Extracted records

====

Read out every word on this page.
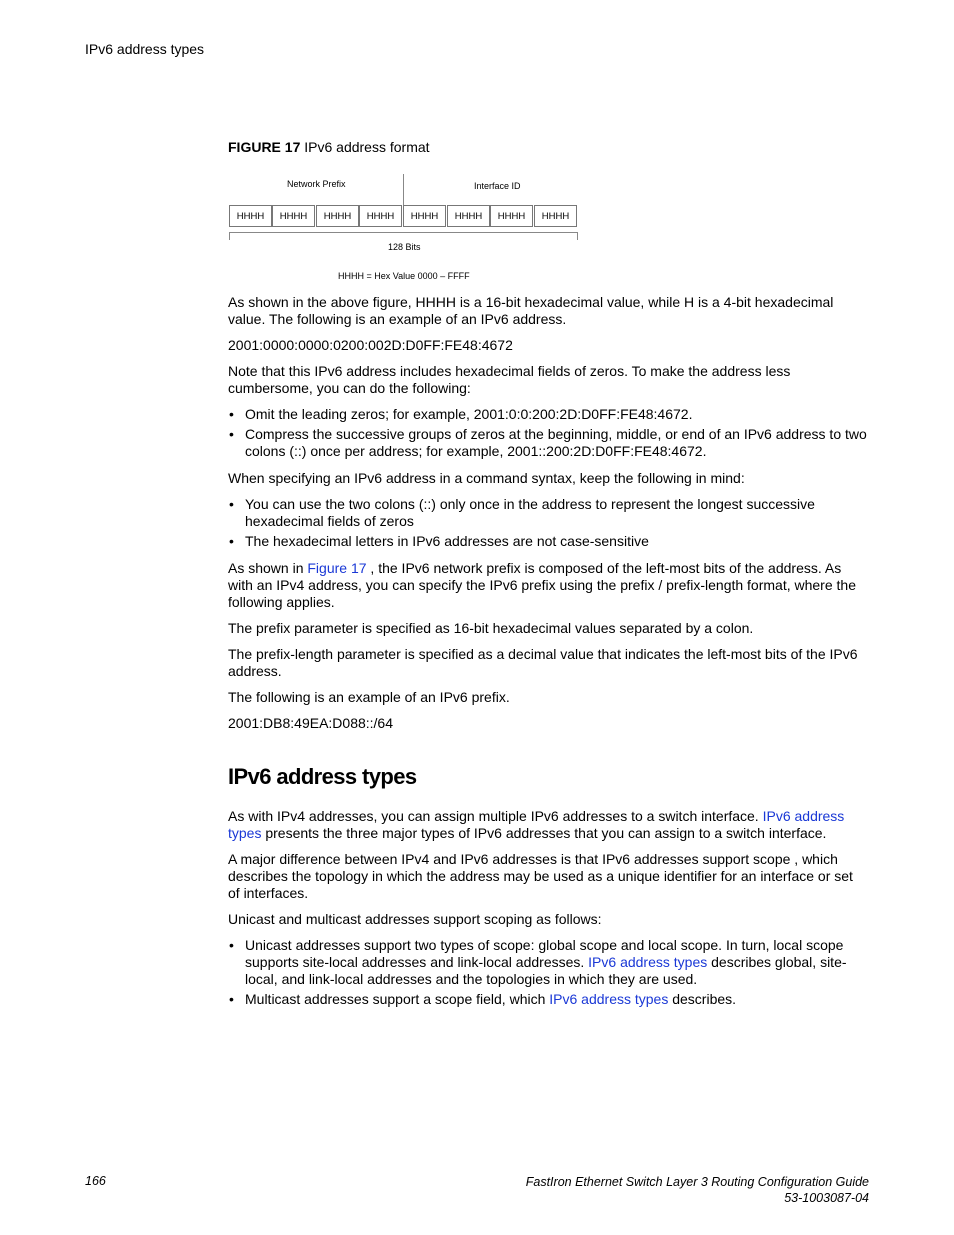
IPv6 address types
FIGURE 17 IPv6 address format
Network Prefix	Interface ID
HHHH	HHHH	HHHH	HHHH	HHHH	HHHH	HHHH	HHHH
128 Bits
HHHH = Hex Value 0000 – FFFF

As shown in the above figure, HHHH is a 16-bit hexadecimal value, while H is a 4-bit hexadecimal value. The following is an example of an IPv6 address.

2001:0000:0000:0200:002D:D0FF:FE48:4672

Note that this IPv6 address includes hexadecimal fields of zeros. To make the address less cumbersome, you can do the following:

• Omit the leading zeros; for example, 2001:0:0:200:2D:D0FF:FE48:4672.
• Compress the successive groups of zeros at the beginning, middle, or end of an IPv6 address to two colons (::) once per address; for example, 2001::200:2D:D0FF:FE48:4672.

When specifying an IPv6 address in a command syntax, keep the following in mind:

• You can use the two colons (::) only once in the address to represent the longest successive hexadecimal fields of zeros
• The hexadecimal letters in IPv6 addresses are not case-sensitive

As shown in Figure 17 , the IPv6 network prefix is composed of the left-most bits of the address. As with an IPv4 address, you can specify the IPv6 prefix using the prefix / prefix-length format, where the following applies.

The prefix parameter is specified as 16-bit hexadecimal values separated by a colon.

The prefix-length parameter is specified as a decimal value that indicates the left-most bits of the IPv6 address.

The following is an example of an IPv6 prefix.

2001:DB8:49EA:D088::/64

IPv6 address types

As with IPv4 addresses, you can assign multiple IPv6 addresses to a switch interface. IPv6 address types presents the three major types of IPv6 addresses that you can assign to a switch interface.

A major difference between IPv4 and IPv6 addresses is that IPv6 addresses support scope , which describes the topology in which the address may be used as a unique identifier for an interface or set of interfaces.

Unicast and multicast addresses support scoping as follows:

• Unicast addresses support two types of scope: global scope and local scope. In turn, local scope supports site-local addresses and link-local addresses. IPv6 address types describes global, site-local, and link-local addresses and the topologies in which they are used.
• Multicast addresses support a scope field, which IPv6 address types describes.
166	FastIron Ethernet Switch Layer 3 Routing Configuration Guide
53-1003087-04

====

### WHAT YOU NEED TO DO:
Working from the lines above, reproduce the material exactly and exclude its pictures.

### OUTPUT:
Read out every word on this page.
IPv6 address types
FIGURE 17 IPv6 address format
Network Prefix	Interface ID
HHHH	HHHH	HHHH	HHHH	HHHH	HHHH	HHHH	HHHH
128 Bits
HHHH = Hex Value 0000 – FFFF

As shown in the above figure, HHHH is a 16-bit hexadecimal value, while H is a 4-bit hexadecimal value. The following is an example of an IPv6 address.

2001:0000:0000:0200:002D:D0FF:FE48:4672

Note that this IPv6 address includes hexadecimal fields of zeros. To make the address less cumbersome, you can do the following:

• Omit the leading zeros; for example, 2001:0:0:200:2D:D0FF:FE48:4672.
• Compress the successive groups of zeros at the beginning, middle, or end of an IPv6 address to two colons (::) once per address; for example, 2001::200:2D:D0FF:FE48:4672.

When specifying an IPv6 address in a command syntax, keep the following in mind:

• You can use the two colons (::) only once in the address to represent the longest successive hexadecimal fields of zeros
• The hexadecimal letters in IPv6 addresses are not case-sensitive

As shown in Figure 17 , the IPv6 network prefix is composed of the left-most bits of the address. As with an IPv4 address, you can specify the IPv6 prefix using the prefix / prefix-length format, where the following applies.

The prefix parameter is specified as 16-bit hexadecimal values separated by a colon.

The prefix-length parameter is specified as a decimal value that indicates the left-most bits of the IPv6 address.

The following is an example of an IPv6 prefix.

2001:DB8:49EA:D088::/64

IPv6 address types

As with IPv4 addresses, you can assign multiple IPv6 addresses to a switch interface. IPv6 address types presents the three major types of IPv6 addresses that you can assign to a switch interface.

A major difference between IPv4 and IPv6 addresses is that IPv6 addresses support scope , which describes the topology in which the address may be used as a unique identifier for an interface or set of interfaces.

Unicast and multicast addresses support scoping as follows:

• Unicast addresses support two types of scope: global scope and local scope. In turn, local scope supports site-local addresses and link-local addresses. IPv6 address types describes global, site-local, and link-local addresses and the topologies in which they are used.
• Multicast addresses support a scope field, which IPv6 address types describes.
166	FastIron Ethernet Switch Layer 3 Routing Configuration Guide
53-1003087-04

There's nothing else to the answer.